> Task instructions
Could you report every line of the listing below that holds the word "legend"?

> Exercise inputs
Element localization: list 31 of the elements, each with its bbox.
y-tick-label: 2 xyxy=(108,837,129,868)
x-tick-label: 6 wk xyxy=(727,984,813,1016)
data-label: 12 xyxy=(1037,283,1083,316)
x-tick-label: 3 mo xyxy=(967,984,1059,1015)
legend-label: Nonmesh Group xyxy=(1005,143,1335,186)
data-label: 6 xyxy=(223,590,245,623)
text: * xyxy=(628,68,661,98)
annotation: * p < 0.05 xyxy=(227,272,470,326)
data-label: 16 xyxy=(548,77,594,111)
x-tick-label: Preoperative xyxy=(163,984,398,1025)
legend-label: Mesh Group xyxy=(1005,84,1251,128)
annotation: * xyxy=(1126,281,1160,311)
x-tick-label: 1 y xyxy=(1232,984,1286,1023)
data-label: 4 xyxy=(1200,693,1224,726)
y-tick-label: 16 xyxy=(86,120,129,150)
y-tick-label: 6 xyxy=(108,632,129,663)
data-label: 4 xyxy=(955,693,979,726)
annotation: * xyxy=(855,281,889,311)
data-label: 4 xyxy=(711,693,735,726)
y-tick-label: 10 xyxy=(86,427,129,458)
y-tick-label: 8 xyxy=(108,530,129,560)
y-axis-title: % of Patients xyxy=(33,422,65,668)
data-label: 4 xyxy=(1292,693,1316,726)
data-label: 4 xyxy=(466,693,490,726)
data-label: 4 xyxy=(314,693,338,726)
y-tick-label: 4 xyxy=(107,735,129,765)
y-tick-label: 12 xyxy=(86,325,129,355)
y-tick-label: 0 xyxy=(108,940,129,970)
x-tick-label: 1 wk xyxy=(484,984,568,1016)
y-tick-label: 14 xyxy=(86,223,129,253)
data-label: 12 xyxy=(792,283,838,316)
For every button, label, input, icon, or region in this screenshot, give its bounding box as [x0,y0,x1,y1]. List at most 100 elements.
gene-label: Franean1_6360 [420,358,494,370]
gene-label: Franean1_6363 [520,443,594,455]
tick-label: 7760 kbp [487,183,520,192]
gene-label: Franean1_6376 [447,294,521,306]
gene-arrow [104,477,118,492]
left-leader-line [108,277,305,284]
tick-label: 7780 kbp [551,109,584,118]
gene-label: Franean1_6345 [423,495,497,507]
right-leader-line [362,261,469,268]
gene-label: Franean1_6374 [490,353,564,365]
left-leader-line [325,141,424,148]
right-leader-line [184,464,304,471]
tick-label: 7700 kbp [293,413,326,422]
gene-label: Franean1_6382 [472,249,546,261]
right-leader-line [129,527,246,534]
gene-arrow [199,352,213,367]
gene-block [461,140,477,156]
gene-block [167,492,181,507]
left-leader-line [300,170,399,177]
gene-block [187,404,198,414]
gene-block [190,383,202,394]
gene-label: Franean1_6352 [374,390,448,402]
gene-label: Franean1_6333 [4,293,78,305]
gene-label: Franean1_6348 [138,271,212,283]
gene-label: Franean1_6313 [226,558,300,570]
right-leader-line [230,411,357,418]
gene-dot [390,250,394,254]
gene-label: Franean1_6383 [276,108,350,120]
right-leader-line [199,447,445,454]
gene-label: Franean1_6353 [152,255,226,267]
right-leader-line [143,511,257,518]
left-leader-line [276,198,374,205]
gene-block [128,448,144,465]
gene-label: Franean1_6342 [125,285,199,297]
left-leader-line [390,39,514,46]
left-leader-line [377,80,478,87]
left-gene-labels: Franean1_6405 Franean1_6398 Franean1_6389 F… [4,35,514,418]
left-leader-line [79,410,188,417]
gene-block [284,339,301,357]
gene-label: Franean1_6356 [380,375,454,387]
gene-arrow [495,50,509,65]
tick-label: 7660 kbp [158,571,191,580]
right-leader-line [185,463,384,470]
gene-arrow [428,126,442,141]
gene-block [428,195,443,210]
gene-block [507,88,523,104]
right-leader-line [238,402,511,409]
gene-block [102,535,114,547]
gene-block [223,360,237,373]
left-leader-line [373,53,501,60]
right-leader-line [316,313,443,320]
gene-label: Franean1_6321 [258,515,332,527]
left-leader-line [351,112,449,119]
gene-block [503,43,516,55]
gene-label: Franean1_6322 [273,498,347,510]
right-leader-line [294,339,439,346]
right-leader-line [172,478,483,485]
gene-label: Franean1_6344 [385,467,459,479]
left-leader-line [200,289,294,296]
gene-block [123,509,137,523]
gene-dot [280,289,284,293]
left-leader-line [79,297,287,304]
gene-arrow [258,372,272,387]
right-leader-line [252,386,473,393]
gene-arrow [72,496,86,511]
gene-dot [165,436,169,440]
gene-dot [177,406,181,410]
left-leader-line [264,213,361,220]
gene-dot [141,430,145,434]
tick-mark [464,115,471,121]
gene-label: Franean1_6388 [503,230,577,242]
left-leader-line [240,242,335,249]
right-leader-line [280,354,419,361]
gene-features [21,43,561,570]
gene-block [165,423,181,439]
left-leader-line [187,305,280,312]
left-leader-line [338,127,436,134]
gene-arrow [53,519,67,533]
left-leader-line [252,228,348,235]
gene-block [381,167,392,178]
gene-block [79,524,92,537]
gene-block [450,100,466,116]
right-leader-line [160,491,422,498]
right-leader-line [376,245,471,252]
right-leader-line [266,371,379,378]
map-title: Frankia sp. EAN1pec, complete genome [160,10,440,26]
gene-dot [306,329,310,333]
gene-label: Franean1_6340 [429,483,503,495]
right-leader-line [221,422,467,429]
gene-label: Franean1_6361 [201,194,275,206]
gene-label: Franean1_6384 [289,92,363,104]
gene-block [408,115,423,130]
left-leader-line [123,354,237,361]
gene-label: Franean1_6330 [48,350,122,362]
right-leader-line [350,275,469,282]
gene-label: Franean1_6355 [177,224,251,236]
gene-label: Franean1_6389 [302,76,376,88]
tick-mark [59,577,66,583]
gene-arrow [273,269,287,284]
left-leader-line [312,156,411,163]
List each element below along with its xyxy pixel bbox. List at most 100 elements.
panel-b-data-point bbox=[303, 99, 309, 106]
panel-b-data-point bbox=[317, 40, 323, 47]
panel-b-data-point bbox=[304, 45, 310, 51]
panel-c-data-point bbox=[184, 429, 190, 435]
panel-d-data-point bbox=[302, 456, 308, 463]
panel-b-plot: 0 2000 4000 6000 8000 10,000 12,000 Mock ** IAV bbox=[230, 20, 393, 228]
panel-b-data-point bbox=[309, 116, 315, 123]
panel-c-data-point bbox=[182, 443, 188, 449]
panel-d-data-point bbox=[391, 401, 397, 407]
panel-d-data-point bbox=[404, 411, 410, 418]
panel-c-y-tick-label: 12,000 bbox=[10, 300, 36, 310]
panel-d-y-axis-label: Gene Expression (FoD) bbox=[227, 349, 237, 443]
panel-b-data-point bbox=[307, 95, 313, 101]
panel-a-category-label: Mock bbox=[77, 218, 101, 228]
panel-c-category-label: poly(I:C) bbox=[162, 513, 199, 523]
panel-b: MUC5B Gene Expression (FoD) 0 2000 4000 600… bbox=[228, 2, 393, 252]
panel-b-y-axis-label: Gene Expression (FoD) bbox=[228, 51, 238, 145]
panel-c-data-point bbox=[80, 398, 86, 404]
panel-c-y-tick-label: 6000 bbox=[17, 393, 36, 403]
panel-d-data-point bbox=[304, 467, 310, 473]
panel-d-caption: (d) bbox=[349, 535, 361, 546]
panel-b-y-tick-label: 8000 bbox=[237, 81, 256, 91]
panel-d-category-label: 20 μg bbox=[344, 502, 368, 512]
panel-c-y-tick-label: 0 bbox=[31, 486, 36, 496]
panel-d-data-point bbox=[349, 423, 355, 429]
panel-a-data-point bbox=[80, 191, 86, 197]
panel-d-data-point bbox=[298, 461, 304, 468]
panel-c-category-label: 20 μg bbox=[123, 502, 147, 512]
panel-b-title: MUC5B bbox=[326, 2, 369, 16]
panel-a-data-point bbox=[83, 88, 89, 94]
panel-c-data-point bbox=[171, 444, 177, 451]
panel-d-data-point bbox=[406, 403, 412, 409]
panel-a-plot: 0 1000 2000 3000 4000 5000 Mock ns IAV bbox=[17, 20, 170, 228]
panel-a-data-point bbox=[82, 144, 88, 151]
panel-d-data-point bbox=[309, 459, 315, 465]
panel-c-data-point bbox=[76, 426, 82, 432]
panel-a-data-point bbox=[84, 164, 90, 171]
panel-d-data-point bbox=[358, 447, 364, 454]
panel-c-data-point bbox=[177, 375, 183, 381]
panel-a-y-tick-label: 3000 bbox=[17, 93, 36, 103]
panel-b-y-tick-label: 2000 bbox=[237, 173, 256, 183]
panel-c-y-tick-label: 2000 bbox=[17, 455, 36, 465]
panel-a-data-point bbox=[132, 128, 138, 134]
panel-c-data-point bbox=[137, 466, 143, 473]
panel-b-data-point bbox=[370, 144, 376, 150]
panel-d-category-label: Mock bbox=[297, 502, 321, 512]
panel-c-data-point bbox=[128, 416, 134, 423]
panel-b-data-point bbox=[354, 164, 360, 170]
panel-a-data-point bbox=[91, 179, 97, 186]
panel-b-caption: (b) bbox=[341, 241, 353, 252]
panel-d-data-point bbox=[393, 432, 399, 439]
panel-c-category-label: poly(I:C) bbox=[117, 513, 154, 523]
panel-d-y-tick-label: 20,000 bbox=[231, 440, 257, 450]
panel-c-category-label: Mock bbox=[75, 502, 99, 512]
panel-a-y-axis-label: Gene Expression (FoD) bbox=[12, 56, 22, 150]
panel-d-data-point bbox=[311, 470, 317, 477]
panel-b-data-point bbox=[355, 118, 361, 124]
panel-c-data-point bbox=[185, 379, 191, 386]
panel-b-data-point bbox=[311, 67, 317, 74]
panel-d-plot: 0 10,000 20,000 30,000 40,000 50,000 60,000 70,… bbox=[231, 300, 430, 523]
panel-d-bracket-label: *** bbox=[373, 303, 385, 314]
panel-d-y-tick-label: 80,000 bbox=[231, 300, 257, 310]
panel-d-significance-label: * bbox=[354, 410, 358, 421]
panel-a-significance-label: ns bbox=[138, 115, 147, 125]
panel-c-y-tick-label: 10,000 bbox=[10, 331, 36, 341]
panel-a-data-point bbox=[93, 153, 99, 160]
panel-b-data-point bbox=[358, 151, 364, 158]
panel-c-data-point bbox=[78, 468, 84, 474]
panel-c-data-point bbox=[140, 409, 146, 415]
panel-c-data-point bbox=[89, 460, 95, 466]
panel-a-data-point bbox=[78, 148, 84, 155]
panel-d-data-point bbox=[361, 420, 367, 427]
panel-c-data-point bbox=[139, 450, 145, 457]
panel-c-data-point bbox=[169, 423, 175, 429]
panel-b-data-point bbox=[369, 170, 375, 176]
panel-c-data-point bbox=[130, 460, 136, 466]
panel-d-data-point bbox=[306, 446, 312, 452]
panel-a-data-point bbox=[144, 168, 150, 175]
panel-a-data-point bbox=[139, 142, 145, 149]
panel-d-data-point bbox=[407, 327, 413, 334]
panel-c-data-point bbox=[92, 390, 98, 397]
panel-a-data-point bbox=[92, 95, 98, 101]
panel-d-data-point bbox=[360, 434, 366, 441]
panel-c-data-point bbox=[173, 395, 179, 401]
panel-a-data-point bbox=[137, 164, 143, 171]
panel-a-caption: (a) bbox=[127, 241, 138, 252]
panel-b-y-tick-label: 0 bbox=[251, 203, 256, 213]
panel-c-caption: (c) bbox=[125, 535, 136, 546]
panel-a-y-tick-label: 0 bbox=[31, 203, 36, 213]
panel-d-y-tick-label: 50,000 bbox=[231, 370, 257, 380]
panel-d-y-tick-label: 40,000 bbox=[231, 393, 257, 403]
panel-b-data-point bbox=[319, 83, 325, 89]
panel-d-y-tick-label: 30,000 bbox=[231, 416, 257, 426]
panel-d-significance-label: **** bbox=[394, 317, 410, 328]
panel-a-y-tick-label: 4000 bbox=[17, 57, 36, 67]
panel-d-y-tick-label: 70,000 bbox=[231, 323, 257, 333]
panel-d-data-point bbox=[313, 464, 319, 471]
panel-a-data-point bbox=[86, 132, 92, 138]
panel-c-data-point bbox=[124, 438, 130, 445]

> Response area
legend-label: Nonmesh Group xyxy=(1005,143,1335,186)
legend-label: Mesh Group xyxy=(1005,84,1251,128)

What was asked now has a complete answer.